## DIRECTION:
Repeat each line exactly, leaving nothing out.
- - -
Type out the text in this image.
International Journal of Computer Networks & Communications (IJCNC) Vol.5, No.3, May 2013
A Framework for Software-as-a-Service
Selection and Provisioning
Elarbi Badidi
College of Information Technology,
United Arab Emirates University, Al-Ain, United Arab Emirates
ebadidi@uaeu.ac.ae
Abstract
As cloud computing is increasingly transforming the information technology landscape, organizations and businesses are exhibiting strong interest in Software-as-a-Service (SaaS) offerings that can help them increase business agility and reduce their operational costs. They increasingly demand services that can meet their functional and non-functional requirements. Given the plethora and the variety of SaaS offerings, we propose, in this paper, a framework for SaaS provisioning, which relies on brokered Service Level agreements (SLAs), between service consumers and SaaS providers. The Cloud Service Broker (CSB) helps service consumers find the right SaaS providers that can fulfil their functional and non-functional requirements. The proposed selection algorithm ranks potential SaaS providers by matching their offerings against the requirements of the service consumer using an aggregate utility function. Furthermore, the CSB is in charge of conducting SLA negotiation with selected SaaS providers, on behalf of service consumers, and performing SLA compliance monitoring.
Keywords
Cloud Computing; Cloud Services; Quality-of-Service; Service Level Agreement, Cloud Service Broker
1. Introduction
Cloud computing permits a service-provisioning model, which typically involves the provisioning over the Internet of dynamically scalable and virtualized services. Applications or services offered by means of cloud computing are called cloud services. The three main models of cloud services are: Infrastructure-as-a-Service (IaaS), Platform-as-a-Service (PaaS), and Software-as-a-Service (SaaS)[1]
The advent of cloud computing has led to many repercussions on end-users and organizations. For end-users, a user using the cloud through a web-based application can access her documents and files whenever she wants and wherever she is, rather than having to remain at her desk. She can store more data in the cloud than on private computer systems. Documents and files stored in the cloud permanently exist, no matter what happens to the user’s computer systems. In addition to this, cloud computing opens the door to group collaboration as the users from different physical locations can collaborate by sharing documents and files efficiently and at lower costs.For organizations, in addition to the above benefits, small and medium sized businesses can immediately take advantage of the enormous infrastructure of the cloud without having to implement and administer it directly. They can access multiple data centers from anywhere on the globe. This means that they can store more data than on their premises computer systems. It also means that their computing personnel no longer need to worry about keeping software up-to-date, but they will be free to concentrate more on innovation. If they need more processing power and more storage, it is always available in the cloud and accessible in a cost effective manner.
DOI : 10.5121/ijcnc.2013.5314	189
- - -
## RESPONSE:
Type out the text in this image.
International Journal of Computer Networks & Communications (IJCNC) Vol.5, No.3, May 2013
A Framework for Software-as-a-Service
Selection and Provisioning
Elarbi Badidi
College of Information Technology,
United Arab Emirates University, Al-Ain, United Arab Emirates
ebadidi@uaeu.ac.ae
Abstract
As cloud computing is increasingly transforming the information technology landscape, organizations and businesses are exhibiting strong interest in Software-as-a-Service (SaaS) offerings that can help them increase business agility and reduce their operational costs. They increasingly demand services that can meet their functional and non-functional requirements. Given the plethora and the variety of SaaS offerings, we propose, in this paper, a framework for SaaS provisioning, which relies on brokered Service Level agreements (SLAs), between service consumers and SaaS providers. The Cloud Service Broker (CSB) helps service consumers find the right SaaS providers that can fulfil their functional and non-functional requirements. The proposed selection algorithm ranks potential SaaS providers by matching their offerings against the requirements of the service consumer using an aggregate utility function. Furthermore, the CSB is in charge of conducting SLA negotiation with selected SaaS providers, on behalf of service consumers, and performing SLA compliance monitoring.
Keywords
Cloud Computing; Cloud Services; Quality-of-Service; Service Level Agreement, Cloud Service Broker
1. Introduction
Cloud computing permits a service-provisioning model, which typically involves the provisioning over the Internet of dynamically scalable and virtualized services. Applications or services offered by means of cloud computing are called cloud services. The three main models of cloud services are: Infrastructure-as-a-Service (IaaS), Platform-as-a-Service (PaaS), and Software-as-a-Service (SaaS)[1]
The advent of cloud computing has led to many repercussions on end-users and organizations. For end-users, a user using the cloud through a web-based application can access her documents and files whenever she wants and wherever she is, rather than having to remain at her desk. She can store more data in the cloud than on private computer systems. Documents and files stored in the cloud permanently exist, no matter what happens to the user’s computer systems. In addition to this, cloud computing opens the door to group collaboration as the users from different physical locations can collaborate by sharing documents and files efficiently and at lower costs.For organizations, in addition to the above benefits, small and medium sized businesses can immediately take advantage of the enormous infrastructure of the cloud without having to implement and administer it directly. They can access multiple data centers from anywhere on the globe. This means that they can store more data than on their premises computer systems. It also means that their computing personnel no longer need to worry about keeping software up-to-date, but they will be free to concentrate more on innovation. If they need more processing power and more storage, it is always available in the cloud and accessible in a cost effective manner.
DOI : 10.5121/ijcnc.2013.5314	189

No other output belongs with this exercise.